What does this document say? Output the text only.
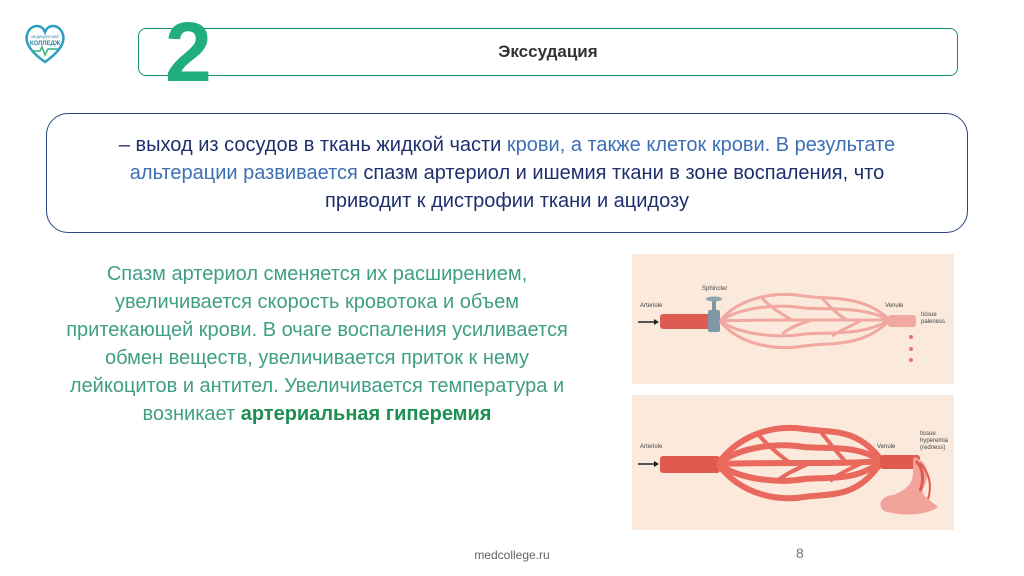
МЕДИЦИНСКИЙ
КОЛЛЕДЖ	Экссудация
2
– выход из сосудов в ткань жидкой части крови, а также клеток крови. В результате альтерации развивается спазм артериол и ишемия ткани в зоне воспаления, что приводит к дистрофии ткани и ацидозу
Спазм артериол сменяется их расширением, увеличивается скорость кровотока и объем притекающей крови. В очаге воспаления усиливается обмен веществ, увеличивается приток к нему лейкоцитов и антител. Увеличивается температура и возникает артериальная гиперемия
Arteriole
Sphincter
Venule
tissue
paleness
Arteriole	Venule
tissue
hyperemia
(redness)
medcollege.ru	8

┄┄┄┄┄┄┄┄┄┄┄┄┄┄┄┄┄┄┄┄

TO DO => Reproduce the data verbatim. Do not carry any picture into the copy.

TASK ANSWER =>
What does this document say? Output the text only.
МЕДИЦИНСКИЙ
КОЛЛЕДЖ	Экссудация
2
– выход из сосудов в ткань жидкой части крови, а также клеток крови. В результате альтерации развивается спазм артериол и ишемия ткани в зоне воспаления, что приводит к дистрофии ткани и ацидозу
Спазм артериол сменяется их расширением, увеличивается скорость кровотока и объем притекающей крови. В очаге воспаления усиливается обмен веществ, увеличивается приток к нему лейкоцитов и антител. Увеличивается температура и возникает артериальная гиперемия
Arteriole
Sphincter
Venule
tissue
paleness
Arteriole	Venule
tissue
hyperemia
(redness)
medcollege.ru	8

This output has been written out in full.